[Objective]
Can you format every line from the very beginning of the records through the line containing "- section-heading: 第四节" as a JSON list of strings, one string per line and no blank lines?
###
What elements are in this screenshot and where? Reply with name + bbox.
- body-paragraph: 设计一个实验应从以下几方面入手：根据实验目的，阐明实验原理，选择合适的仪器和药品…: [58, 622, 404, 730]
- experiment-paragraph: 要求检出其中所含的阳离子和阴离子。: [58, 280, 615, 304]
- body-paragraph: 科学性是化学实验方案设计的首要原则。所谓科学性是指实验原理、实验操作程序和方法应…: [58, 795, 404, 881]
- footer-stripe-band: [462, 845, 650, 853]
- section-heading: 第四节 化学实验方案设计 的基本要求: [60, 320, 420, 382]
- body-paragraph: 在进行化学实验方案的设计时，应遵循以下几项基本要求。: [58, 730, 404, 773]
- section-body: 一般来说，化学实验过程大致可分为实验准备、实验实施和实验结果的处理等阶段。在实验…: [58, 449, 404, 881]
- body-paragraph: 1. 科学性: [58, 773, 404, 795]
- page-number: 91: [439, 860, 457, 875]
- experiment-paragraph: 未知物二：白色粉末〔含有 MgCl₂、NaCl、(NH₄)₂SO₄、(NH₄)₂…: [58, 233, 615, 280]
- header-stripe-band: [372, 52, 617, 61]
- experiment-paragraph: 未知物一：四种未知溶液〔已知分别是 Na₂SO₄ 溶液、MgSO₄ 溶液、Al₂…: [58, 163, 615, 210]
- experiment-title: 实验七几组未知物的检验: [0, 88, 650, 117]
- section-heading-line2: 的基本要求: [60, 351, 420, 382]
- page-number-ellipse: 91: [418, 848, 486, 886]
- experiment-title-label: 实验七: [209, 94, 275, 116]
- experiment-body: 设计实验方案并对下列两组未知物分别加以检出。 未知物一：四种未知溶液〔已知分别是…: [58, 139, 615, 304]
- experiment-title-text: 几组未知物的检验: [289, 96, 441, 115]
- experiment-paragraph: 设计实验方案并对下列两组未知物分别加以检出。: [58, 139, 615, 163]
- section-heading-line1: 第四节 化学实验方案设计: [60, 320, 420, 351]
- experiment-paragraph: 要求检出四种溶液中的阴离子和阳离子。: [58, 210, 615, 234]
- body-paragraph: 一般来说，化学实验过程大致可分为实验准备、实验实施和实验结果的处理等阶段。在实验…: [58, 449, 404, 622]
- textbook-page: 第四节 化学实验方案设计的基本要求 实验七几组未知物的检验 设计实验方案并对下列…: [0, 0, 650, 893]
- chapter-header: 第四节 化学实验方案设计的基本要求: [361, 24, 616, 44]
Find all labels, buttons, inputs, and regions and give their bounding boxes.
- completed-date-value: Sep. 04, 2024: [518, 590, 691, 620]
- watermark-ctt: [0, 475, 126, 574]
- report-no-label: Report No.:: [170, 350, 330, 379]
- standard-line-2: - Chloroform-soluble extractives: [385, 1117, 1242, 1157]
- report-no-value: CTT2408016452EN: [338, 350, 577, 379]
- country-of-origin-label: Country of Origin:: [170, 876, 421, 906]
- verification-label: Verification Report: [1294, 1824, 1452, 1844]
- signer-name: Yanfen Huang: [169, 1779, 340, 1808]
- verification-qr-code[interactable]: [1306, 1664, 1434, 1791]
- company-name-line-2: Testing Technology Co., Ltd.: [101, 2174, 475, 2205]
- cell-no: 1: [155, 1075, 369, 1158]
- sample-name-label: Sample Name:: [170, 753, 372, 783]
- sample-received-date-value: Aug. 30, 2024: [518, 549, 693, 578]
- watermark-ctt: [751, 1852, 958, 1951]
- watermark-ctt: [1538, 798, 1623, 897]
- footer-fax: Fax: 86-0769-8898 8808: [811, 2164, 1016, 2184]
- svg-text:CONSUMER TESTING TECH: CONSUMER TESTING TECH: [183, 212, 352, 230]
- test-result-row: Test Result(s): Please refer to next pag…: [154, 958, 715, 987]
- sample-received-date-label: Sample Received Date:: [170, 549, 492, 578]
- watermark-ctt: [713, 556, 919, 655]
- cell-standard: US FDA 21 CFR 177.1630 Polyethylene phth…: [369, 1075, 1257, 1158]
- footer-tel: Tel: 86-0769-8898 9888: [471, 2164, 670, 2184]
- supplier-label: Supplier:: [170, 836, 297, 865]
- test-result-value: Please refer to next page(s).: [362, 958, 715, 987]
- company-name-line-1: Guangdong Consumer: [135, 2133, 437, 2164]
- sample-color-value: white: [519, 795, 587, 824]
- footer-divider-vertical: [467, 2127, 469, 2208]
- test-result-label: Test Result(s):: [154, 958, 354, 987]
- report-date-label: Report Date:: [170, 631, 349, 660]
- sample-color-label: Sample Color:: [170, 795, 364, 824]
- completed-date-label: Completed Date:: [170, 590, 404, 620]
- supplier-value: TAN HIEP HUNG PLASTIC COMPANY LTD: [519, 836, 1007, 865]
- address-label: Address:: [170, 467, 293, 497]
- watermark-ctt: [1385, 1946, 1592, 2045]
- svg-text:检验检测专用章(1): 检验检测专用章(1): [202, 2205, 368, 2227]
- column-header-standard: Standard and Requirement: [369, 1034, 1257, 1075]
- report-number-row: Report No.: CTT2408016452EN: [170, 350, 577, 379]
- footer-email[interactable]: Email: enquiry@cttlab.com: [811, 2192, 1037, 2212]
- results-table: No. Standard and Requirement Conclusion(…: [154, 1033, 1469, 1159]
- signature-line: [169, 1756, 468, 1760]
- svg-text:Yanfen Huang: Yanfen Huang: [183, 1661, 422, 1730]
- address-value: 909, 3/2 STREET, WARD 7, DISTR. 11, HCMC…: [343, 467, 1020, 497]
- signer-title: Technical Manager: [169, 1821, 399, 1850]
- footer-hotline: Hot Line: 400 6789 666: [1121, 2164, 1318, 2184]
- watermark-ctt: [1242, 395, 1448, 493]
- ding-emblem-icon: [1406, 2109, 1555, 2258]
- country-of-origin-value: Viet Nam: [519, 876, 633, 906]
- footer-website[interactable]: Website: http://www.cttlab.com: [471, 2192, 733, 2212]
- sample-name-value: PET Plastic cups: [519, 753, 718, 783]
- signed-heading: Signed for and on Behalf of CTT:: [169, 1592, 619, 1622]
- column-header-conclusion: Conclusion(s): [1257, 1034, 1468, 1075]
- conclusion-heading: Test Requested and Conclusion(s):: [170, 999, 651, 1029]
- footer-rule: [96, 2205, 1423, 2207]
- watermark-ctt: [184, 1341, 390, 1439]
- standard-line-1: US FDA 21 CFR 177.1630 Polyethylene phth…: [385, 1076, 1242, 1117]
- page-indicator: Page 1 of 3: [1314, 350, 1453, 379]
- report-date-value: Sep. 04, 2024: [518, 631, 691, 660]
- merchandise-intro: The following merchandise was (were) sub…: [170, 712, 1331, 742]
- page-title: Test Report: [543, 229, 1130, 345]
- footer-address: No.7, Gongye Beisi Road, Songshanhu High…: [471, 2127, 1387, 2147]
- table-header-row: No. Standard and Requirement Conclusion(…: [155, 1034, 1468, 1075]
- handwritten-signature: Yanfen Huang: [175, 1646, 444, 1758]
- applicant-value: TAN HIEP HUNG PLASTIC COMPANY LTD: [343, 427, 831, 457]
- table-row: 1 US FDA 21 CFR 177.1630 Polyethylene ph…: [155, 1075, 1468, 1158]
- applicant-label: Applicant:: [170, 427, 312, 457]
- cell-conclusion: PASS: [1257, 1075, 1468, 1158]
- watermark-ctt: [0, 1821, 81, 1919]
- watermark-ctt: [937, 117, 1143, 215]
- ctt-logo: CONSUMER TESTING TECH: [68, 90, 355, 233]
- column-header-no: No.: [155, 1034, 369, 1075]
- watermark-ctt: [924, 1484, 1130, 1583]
###
[Answer to this problem]
[
  "What elements are in this screenshot and where? Reply with name + bbox.",
  "- body-paragraph: 设计一个实验应从以下几方面入手：根据实验目的，阐明实验原理，选择合适的仪器和药品…: [58, 622, 404, 730]",
  "- experiment-paragraph: 要求检出其中所含的阳离子和阴离子。: [58, 280, 615, 304]",
  "- body-paragraph: 科学性是化学实验方案设计的首要原则。所谓科学性是指实验原理、实验操作程序和方法应…: [58, 795, 404, 881]",
  "- footer-stripe-band: [462, 845, 650, 853]",
  "- section-heading: 第四节 化学实验方案设计 的基本要求: [60, 320, 420, 382]"
]